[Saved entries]
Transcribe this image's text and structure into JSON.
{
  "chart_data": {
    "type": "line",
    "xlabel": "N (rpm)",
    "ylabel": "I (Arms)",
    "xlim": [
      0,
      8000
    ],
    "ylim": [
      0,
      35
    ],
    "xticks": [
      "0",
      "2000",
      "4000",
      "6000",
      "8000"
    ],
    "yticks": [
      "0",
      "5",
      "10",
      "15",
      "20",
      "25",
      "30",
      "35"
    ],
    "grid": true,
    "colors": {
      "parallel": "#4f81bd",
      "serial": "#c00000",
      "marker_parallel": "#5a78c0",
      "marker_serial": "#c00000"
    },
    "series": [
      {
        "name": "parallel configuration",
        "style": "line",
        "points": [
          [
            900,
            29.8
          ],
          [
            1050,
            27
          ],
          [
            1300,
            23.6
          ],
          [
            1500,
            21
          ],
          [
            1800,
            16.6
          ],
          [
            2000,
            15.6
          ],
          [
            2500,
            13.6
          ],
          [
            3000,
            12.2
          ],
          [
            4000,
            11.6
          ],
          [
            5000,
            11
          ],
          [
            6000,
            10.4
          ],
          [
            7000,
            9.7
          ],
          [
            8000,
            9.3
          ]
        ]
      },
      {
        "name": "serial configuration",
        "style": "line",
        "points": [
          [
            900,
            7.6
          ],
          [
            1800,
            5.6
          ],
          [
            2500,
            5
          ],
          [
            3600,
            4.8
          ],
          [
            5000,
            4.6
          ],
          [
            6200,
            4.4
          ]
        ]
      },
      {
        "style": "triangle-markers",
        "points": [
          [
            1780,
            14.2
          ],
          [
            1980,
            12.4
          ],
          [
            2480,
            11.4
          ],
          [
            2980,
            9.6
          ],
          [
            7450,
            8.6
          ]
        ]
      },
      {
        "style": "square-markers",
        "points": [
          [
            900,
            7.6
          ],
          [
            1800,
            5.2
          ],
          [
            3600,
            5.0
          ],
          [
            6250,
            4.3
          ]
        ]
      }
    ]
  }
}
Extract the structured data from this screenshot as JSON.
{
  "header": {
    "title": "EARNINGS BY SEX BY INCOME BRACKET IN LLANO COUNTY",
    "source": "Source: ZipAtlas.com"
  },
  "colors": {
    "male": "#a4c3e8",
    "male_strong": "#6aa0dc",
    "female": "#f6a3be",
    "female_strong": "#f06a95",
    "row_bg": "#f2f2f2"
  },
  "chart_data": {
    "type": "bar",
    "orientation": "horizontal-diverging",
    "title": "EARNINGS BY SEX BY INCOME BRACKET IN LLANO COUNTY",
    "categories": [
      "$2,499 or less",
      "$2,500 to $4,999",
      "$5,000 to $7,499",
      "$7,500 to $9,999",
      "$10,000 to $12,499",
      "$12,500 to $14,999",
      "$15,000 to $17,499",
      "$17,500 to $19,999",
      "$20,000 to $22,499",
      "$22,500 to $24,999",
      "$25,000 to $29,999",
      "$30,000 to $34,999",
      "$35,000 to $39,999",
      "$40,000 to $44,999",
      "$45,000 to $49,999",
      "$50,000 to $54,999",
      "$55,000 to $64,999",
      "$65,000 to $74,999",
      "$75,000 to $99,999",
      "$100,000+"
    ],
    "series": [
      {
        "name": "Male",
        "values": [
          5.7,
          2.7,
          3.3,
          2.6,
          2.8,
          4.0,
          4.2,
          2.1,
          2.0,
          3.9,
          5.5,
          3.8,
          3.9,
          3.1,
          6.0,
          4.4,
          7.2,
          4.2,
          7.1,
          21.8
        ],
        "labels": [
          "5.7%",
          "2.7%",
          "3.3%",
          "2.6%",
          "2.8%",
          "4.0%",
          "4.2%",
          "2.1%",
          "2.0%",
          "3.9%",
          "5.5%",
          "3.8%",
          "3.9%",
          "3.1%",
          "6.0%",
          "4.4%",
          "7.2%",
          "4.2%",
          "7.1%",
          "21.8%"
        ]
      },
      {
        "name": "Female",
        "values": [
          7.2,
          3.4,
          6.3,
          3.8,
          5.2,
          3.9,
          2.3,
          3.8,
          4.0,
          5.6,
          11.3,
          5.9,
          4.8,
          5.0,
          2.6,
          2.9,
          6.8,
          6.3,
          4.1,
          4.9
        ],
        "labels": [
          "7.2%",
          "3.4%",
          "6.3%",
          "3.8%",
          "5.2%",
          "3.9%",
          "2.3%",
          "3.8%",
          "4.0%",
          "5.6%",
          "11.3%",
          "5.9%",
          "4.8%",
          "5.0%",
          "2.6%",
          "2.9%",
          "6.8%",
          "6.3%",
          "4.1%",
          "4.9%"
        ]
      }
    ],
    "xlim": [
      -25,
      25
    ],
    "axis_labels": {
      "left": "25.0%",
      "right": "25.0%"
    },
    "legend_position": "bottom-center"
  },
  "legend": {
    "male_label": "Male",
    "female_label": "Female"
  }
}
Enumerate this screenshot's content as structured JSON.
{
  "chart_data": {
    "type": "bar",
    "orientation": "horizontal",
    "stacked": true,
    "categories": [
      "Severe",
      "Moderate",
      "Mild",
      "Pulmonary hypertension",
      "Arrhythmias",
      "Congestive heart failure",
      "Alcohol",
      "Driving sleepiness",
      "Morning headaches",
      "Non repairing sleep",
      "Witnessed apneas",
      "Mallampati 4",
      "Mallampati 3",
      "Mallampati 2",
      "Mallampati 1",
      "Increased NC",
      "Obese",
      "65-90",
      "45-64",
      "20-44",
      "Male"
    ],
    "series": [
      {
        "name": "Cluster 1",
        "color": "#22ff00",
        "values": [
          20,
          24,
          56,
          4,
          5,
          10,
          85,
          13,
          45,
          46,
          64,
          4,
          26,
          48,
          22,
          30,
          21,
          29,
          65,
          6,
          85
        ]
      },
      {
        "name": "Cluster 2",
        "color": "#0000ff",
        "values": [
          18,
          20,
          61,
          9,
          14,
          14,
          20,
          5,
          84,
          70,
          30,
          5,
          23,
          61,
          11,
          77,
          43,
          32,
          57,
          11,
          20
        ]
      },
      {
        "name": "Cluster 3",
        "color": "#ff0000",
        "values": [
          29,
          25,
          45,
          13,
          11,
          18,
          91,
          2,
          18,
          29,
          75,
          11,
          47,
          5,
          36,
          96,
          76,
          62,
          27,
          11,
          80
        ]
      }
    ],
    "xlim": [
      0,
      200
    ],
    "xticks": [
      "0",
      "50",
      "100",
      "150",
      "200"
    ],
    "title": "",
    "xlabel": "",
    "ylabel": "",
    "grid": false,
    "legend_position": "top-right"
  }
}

■ What you are asked to do
Report only a number: how many lines in the material above contain the string "style".

■ Result for this task
4